• _GIVEN PROBLEM_
Set out every line bearing the string "ylabel".

Dataset entries on figures:
- - -

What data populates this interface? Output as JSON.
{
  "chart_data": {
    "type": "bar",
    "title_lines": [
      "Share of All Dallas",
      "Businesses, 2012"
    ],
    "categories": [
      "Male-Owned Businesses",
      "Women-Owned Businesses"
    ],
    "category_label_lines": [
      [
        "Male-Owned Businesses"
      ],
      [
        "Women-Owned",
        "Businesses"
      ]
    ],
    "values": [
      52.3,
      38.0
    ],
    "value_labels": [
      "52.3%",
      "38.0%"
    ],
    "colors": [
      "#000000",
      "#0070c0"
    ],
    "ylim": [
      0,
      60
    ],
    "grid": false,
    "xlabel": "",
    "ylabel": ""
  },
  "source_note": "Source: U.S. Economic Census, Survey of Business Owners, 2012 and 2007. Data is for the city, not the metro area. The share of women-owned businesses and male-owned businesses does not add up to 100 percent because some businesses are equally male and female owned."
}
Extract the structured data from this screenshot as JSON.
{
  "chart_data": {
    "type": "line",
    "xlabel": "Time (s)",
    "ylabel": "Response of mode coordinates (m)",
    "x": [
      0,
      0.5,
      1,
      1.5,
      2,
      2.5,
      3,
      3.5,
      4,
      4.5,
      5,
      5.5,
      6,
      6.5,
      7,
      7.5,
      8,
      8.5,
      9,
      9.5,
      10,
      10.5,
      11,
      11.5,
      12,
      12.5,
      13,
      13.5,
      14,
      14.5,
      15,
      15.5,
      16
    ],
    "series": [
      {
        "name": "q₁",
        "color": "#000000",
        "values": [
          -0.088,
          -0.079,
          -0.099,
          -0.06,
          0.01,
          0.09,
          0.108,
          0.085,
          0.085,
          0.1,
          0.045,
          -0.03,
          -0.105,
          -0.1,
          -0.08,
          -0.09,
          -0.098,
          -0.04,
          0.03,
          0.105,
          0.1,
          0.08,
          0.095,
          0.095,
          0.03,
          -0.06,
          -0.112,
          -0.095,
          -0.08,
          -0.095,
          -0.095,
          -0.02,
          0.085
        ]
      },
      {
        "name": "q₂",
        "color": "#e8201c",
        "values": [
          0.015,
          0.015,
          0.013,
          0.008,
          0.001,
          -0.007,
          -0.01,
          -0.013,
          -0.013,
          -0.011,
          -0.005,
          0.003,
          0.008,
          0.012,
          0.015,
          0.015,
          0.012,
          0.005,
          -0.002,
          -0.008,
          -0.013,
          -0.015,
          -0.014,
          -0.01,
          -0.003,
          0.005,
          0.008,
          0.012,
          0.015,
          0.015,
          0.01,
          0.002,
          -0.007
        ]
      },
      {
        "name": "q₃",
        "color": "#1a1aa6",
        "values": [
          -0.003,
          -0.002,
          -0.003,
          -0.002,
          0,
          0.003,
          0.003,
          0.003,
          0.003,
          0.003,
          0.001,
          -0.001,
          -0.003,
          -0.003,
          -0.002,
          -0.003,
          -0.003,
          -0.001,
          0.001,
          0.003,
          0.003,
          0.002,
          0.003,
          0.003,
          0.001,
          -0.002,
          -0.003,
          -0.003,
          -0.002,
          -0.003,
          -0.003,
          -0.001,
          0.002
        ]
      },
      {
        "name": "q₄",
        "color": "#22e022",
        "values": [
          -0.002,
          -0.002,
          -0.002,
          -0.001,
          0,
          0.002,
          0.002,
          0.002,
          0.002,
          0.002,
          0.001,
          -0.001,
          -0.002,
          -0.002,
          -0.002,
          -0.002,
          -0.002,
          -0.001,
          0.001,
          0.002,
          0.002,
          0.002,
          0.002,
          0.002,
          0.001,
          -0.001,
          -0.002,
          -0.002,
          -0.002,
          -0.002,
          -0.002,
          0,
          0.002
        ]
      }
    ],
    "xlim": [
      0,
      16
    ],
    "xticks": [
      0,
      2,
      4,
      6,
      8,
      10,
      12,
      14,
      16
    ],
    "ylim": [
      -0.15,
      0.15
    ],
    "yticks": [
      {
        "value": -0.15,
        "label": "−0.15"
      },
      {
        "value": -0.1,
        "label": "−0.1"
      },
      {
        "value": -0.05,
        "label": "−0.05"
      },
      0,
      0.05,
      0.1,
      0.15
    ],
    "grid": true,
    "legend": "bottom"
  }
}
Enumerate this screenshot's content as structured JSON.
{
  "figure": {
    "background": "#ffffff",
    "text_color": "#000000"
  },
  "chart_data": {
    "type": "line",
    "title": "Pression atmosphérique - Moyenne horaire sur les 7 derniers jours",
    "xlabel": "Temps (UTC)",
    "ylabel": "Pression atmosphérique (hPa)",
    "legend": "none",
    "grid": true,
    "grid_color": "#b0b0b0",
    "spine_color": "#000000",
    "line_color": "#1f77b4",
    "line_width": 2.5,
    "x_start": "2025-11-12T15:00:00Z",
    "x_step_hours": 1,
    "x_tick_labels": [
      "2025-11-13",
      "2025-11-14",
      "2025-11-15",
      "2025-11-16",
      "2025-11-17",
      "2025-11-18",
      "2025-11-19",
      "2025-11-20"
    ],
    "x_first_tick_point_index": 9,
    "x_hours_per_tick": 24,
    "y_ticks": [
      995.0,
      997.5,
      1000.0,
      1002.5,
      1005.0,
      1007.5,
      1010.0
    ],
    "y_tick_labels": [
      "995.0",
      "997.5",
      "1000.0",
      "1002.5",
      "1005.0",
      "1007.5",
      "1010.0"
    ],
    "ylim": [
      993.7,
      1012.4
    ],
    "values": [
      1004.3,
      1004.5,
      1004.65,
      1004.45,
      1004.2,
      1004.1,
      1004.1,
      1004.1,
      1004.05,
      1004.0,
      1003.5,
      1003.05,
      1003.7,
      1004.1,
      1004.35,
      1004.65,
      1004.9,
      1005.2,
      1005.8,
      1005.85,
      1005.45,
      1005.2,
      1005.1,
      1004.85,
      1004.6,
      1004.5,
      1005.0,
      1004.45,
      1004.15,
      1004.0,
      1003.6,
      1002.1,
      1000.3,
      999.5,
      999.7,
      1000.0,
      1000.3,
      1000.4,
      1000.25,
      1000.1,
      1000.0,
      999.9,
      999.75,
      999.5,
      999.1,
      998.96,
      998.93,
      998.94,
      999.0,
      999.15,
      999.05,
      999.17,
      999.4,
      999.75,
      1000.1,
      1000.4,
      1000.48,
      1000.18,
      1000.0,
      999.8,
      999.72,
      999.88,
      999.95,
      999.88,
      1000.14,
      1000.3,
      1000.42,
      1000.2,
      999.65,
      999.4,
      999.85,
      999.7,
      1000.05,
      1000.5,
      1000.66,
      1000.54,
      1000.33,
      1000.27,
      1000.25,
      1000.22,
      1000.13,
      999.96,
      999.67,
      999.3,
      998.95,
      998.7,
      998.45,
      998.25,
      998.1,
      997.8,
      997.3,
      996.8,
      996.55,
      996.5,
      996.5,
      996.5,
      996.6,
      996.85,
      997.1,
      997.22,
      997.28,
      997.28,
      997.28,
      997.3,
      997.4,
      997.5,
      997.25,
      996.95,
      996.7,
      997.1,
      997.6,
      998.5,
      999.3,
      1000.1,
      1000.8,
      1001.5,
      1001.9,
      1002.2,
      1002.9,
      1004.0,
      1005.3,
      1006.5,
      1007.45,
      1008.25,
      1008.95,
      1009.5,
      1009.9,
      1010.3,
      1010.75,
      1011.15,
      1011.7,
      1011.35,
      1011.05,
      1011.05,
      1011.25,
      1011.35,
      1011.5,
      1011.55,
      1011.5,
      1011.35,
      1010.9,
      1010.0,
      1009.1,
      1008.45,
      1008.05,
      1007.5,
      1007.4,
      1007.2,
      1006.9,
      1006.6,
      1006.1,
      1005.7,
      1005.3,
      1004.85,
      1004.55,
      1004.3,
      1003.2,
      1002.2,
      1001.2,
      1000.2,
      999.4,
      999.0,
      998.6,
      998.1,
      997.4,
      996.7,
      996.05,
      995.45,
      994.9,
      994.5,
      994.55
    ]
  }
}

- - -

• _WRITTEN SOLUTION_
    "ylabel": ""
    "ylabel": "Response of mode coordinates (m)",
    "ylabel": "Pression atmosphérique (hPa)",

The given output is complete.